:: Exercise ::
Without the images, output each record below as it stands.

[Entries with figure data]
########################################

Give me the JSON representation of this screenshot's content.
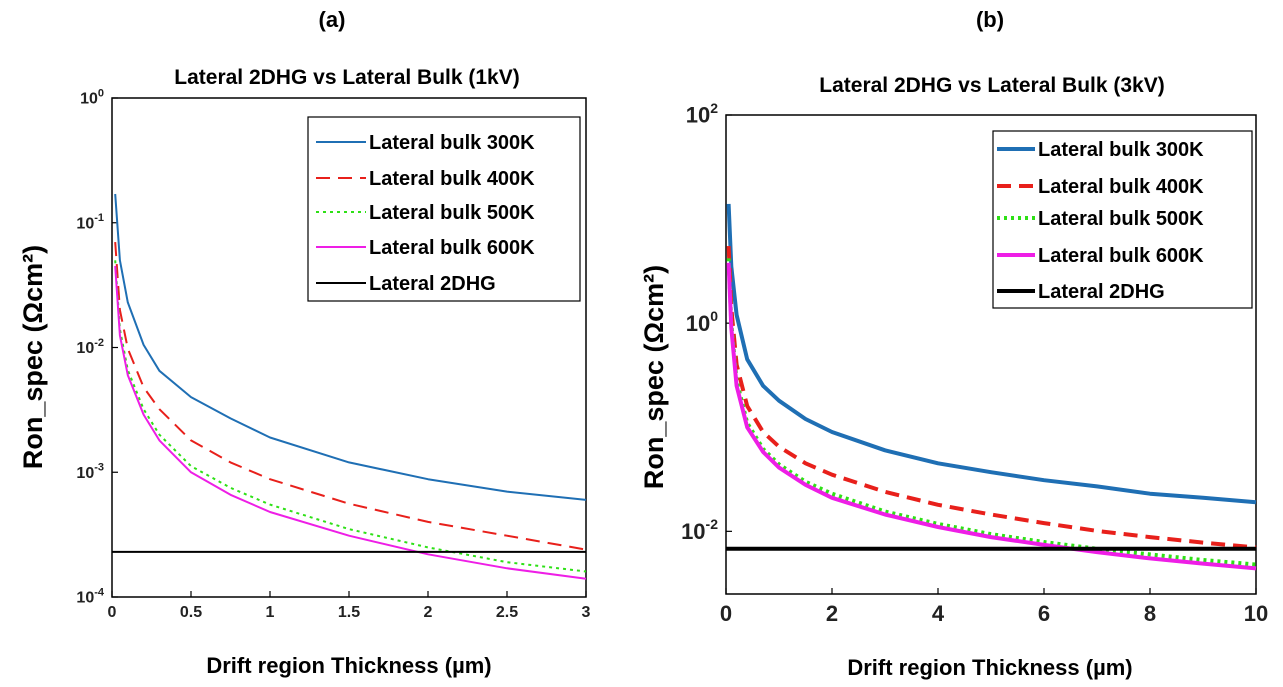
{
  "panels": {
    "a": {
      "label": "(a)"
    },
    "b": {
      "label": "(b)"
    }
  },
  "chart_data": [
    {
      "type": "line",
      "panel": "(a)",
      "title": "Lateral 2DHG vs Lateral Bulk (1kV)",
      "xlabel": "Drift region Thickness (µm)",
      "ylabel": "Ron_spec (Ωcm²)",
      "xlim": [
        0,
        3
      ],
      "ylim": [
        0.0001,
        1
      ],
      "yscale": "log",
      "xticks": [
        "0",
        "0.5",
        "1",
        "1.5",
        "2",
        "2.5",
        "3"
      ],
      "yticks": [
        {
          "base": "10",
          "exp": "-4"
        },
        {
          "base": "10",
          "exp": "-3"
        },
        {
          "base": "10",
          "exp": "-2"
        },
        {
          "base": "10",
          "exp": "-1"
        },
        {
          "base": "10",
          "exp": "0"
        }
      ],
      "grid": false,
      "legend_position": "top-right",
      "series": [
        {
          "name": "Lateral bulk 300K",
          "color": "#1f6fb4",
          "style": "solid",
          "x": [
            0.02,
            0.05,
            0.1,
            0.2,
            0.3,
            0.5,
            0.75,
            1,
            1.5,
            2,
            2.5,
            3
          ],
          "y": [
            0.17,
            0.05,
            0.023,
            0.0105,
            0.0065,
            0.004,
            0.0027,
            0.0019,
            0.0012,
            0.00088,
            0.0007,
            0.0006
          ]
        },
        {
          "name": "Lateral bulk 400K",
          "color": "#e8201b",
          "style": "dashed",
          "x": [
            0.02,
            0.05,
            0.1,
            0.2,
            0.3,
            0.5,
            0.75,
            1,
            1.5,
            2,
            2.5,
            3
          ],
          "y": [
            0.07,
            0.02,
            0.0098,
            0.0048,
            0.0032,
            0.0018,
            0.0012,
            0.00088,
            0.00056,
            0.0004,
            0.00031,
            0.00024
          ]
        },
        {
          "name": "Lateral bulk 500K",
          "color": "#2ee016",
          "style": "dotted",
          "x": [
            0.02,
            0.05,
            0.1,
            0.2,
            0.3,
            0.5,
            0.75,
            1,
            1.5,
            2,
            2.5,
            3
          ],
          "y": [
            0.05,
            0.014,
            0.0066,
            0.0032,
            0.002,
            0.00112,
            0.00075,
            0.00055,
            0.00035,
            0.00025,
            0.00019,
            0.00016
          ]
        },
        {
          "name": "Lateral bulk 600K",
          "color": "#ee1ee6",
          "style": "solid",
          "x": [
            0.02,
            0.05,
            0.1,
            0.2,
            0.3,
            0.5,
            0.75,
            1,
            1.5,
            2,
            2.5,
            3
          ],
          "y": [
            0.045,
            0.0125,
            0.006,
            0.0029,
            0.0018,
            0.001,
            0.00066,
            0.00048,
            0.00031,
            0.00022,
            0.00017,
            0.00014
          ]
        },
        {
          "name": "Lateral 2DHG",
          "color": "#000000",
          "style": "solid",
          "x": [
            0,
            3
          ],
          "y": [
            0.00023,
            0.00023
          ]
        }
      ]
    },
    {
      "type": "line",
      "panel": "(b)",
      "title": "Lateral 2DHG vs Lateral Bulk (3kV)",
      "xlabel": "Drift region Thickness (µm)",
      "ylabel": "Ron_spec (Ωcm²)",
      "xlim": [
        0,
        10
      ],
      "ylim": [
        0.0025,
        100
      ],
      "yscale": "log",
      "xticks": [
        "0",
        "2",
        "4",
        "6",
        "8",
        "10"
      ],
      "yticks": [
        {
          "base": "10",
          "exp": "-2"
        },
        {
          "base": "10",
          "exp": "0"
        },
        {
          "base": "10",
          "exp": "2"
        }
      ],
      "grid": false,
      "legend_position": "top-right",
      "series": [
        {
          "name": "Lateral bulk 300K",
          "color": "#1f6fb4",
          "style": "solid",
          "x": [
            0.05,
            0.1,
            0.2,
            0.4,
            0.7,
            1,
            1.5,
            2,
            3,
            4,
            5,
            6,
            7,
            8,
            9,
            10
          ],
          "y": [
            14,
            3.5,
            1.2,
            0.45,
            0.25,
            0.18,
            0.12,
            0.09,
            0.06,
            0.045,
            0.037,
            0.031,
            0.027,
            0.023,
            0.021,
            0.019
          ]
        },
        {
          "name": "Lateral bulk 400K",
          "color": "#e8201b",
          "style": "dashed",
          "x": [
            0.05,
            0.1,
            0.2,
            0.4,
            0.7,
            1,
            1.5,
            2,
            3,
            4,
            5,
            6,
            7,
            8,
            9,
            10
          ],
          "y": [
            5.5,
            1.4,
            0.4,
            0.16,
            0.09,
            0.065,
            0.045,
            0.035,
            0.024,
            0.018,
            0.0145,
            0.012,
            0.0101,
            0.0088,
            0.0078,
            0.007
          ]
        },
        {
          "name": "Lateral bulk 500K",
          "color": "#2ee016",
          "style": "dotted",
          "x": [
            0.05,
            0.1,
            0.2,
            0.4,
            0.7,
            1,
            1.5,
            2,
            3,
            4,
            5,
            6,
            7,
            8,
            9,
            10
          ],
          "y": [
            4.2,
            1.0,
            0.28,
            0.11,
            0.062,
            0.044,
            0.03,
            0.023,
            0.0155,
            0.0118,
            0.0094,
            0.0079,
            0.0068,
            0.006,
            0.0053,
            0.0048
          ]
        },
        {
          "name": "Lateral bulk 600K",
          "color": "#ee1ee6",
          "style": "solid",
          "x": [
            0.05,
            0.1,
            0.2,
            0.4,
            0.7,
            1,
            1.5,
            2,
            3,
            4,
            5,
            6,
            7,
            8,
            9,
            10
          ],
          "y": [
            3.8,
            0.9,
            0.25,
            0.1,
            0.058,
            0.041,
            0.028,
            0.021,
            0.0145,
            0.011,
            0.0088,
            0.0074,
            0.0063,
            0.0055,
            0.0049,
            0.0044
          ]
        },
        {
          "name": "Lateral 2DHG",
          "color": "#000000",
          "style": "solid",
          "x": [
            0,
            10
          ],
          "y": [
            0.0068,
            0.0068
          ]
        }
      ]
    }
  ]
}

########################################

:: Solution ::
Give me the JSON representation of this screenshot's content.
{
  "panels": {
    "a": {
      "label": "(a)"
    },
    "b": {
      "label": "(b)"
    }
  },
  "chart_data": [
    {
      "type": "line",
      "panel": "(a)",
      "title": "Lateral 2DHG vs Lateral Bulk (1kV)",
      "xlabel": "Drift region Thickness (µm)",
      "ylabel": "Ron_spec (Ωcm²)",
      "xlim": [
        0,
        3
      ],
      "ylim": [
        0.0001,
        1
      ],
      "yscale": "log",
      "xticks": [
        "0",
        "0.5",
        "1",
        "1.5",
        "2",
        "2.5",
        "3"
      ],
      "yticks": [
        {
          "base": "10",
          "exp": "-4"
        },
        {
          "base": "10",
          "exp": "-3"
        },
        {
          "base": "10",
          "exp": "-2"
        },
        {
          "base": "10",
          "exp": "-1"
        },
        {
          "base": "10",
          "exp": "0"
        }
      ],
      "grid": false,
      "legend_position": "top-right",
      "series": [
        {
          "name": "Lateral bulk 300K",
          "color": "#1f6fb4",
          "style": "solid",
          "x": [
            0.02,
            0.05,
            0.1,
            0.2,
            0.3,
            0.5,
            0.75,
            1,
            1.5,
            2,
            2.5,
            3
          ],
          "y": [
            0.17,
            0.05,
            0.023,
            0.0105,
            0.0065,
            0.004,
            0.0027,
            0.0019,
            0.0012,
            0.00088,
            0.0007,
            0.0006
          ]
        },
        {
          "name": "Lateral bulk 400K",
          "color": "#e8201b",
          "style": "dashed",
          "x": [
            0.02,
            0.05,
            0.1,
            0.2,
            0.3,
            0.5,
            0.75,
            1,
            1.5,
            2,
            2.5,
            3
          ],
          "y": [
            0.07,
            0.02,
            0.0098,
            0.0048,
            0.0032,
            0.0018,
            0.0012,
            0.00088,
            0.00056,
            0.0004,
            0.00031,
            0.00024
          ]
        },
        {
          "name": "Lateral bulk 500K",
          "color": "#2ee016",
          "style": "dotted",
          "x": [
            0.02,
            0.05,
            0.1,
            0.2,
            0.3,
            0.5,
            0.75,
            1,
            1.5,
            2,
            2.5,
            3
          ],
          "y": [
            0.05,
            0.014,
            0.0066,
            0.0032,
            0.002,
            0.00112,
            0.00075,
            0.00055,
            0.00035,
            0.00025,
            0.00019,
            0.00016
          ]
        },
        {
          "name": "Lateral bulk 600K",
          "color": "#ee1ee6",
          "style": "solid",
          "x": [
            0.02,
            0.05,
            0.1,
            0.2,
            0.3,
            0.5,
            0.75,
            1,
            1.5,
            2,
            2.5,
            3
          ],
          "y": [
            0.045,
            0.0125,
            0.006,
            0.0029,
            0.0018,
            0.001,
            0.00066,
            0.00048,
            0.00031,
            0.00022,
            0.00017,
            0.00014
          ]
        },
        {
          "name": "Lateral 2DHG",
          "color": "#000000",
          "style": "solid",
          "x": [
            0,
            3
          ],
          "y": [
            0.00023,
            0.00023
          ]
        }
      ]
    },
    {
      "type": "line",
      "panel": "(b)",
      "title": "Lateral 2DHG vs Lateral Bulk (3kV)",
      "xlabel": "Drift region Thickness (µm)",
      "ylabel": "Ron_spec (Ωcm²)",
      "xlim": [
        0,
        10
      ],
      "ylim": [
        0.0025,
        100
      ],
      "yscale": "log",
      "xticks": [
        "0",
        "2",
        "4",
        "6",
        "8",
        "10"
      ],
      "yticks": [
        {
          "base": "10",
          "exp": "-2"
        },
        {
          "base": "10",
          "exp": "0"
        },
        {
          "base": "10",
          "exp": "2"
        }
      ],
      "grid": false,
      "legend_position": "top-right",
      "series": [
        {
          "name": "Lateral bulk 300K",
          "color": "#1f6fb4",
          "style": "solid",
          "x": [
            0.05,
            0.1,
            0.2,
            0.4,
            0.7,
            1,
            1.5,
            2,
            3,
            4,
            5,
            6,
            7,
            8,
            9,
            10
          ],
          "y": [
            14,
            3.5,
            1.2,
            0.45,
            0.25,
            0.18,
            0.12,
            0.09,
            0.06,
            0.045,
            0.037,
            0.031,
            0.027,
            0.023,
            0.021,
            0.019
          ]
        },
        {
          "name": "Lateral bulk 400K",
          "color": "#e8201b",
          "style": "dashed",
          "x": [
            0.05,
            0.1,
            0.2,
            0.4,
            0.7,
            1,
            1.5,
            2,
            3,
            4,
            5,
            6,
            7,
            8,
            9,
            10
          ],
          "y": [
            5.5,
            1.4,
            0.4,
            0.16,
            0.09,
            0.065,
            0.045,
            0.035,
            0.024,
            0.018,
            0.0145,
            0.012,
            0.0101,
            0.0088,
            0.0078,
            0.007
          ]
        },
        {
          "name": "Lateral bulk 500K",
          "color": "#2ee016",
          "style": "dotted",
          "x": [
            0.05,
            0.1,
            0.2,
            0.4,
            0.7,
            1,
            1.5,
            2,
            3,
            4,
            5,
            6,
            7,
            8,
            9,
            10
          ],
          "y": [
            4.2,
            1.0,
            0.28,
            0.11,
            0.062,
            0.044,
            0.03,
            0.023,
            0.0155,
            0.0118,
            0.0094,
            0.0079,
            0.0068,
            0.006,
            0.0053,
            0.0048
          ]
        },
        {
          "name": "Lateral bulk 600K",
          "color": "#ee1ee6",
          "style": "solid",
          "x": [
            0.05,
            0.1,
            0.2,
            0.4,
            0.7,
            1,
            1.5,
            2,
            3,
            4,
            5,
            6,
            7,
            8,
            9,
            10
          ],
          "y": [
            3.8,
            0.9,
            0.25,
            0.1,
            0.058,
            0.041,
            0.028,
            0.021,
            0.0145,
            0.011,
            0.0088,
            0.0074,
            0.0063,
            0.0055,
            0.0049,
            0.0044
          ]
        },
        {
          "name": "Lateral 2DHG",
          "color": "#000000",
          "style": "solid",
          "x": [
            0,
            10
          ],
          "y": [
            0.0068,
            0.0068
          ]
        }
      ]
    }
  ]
}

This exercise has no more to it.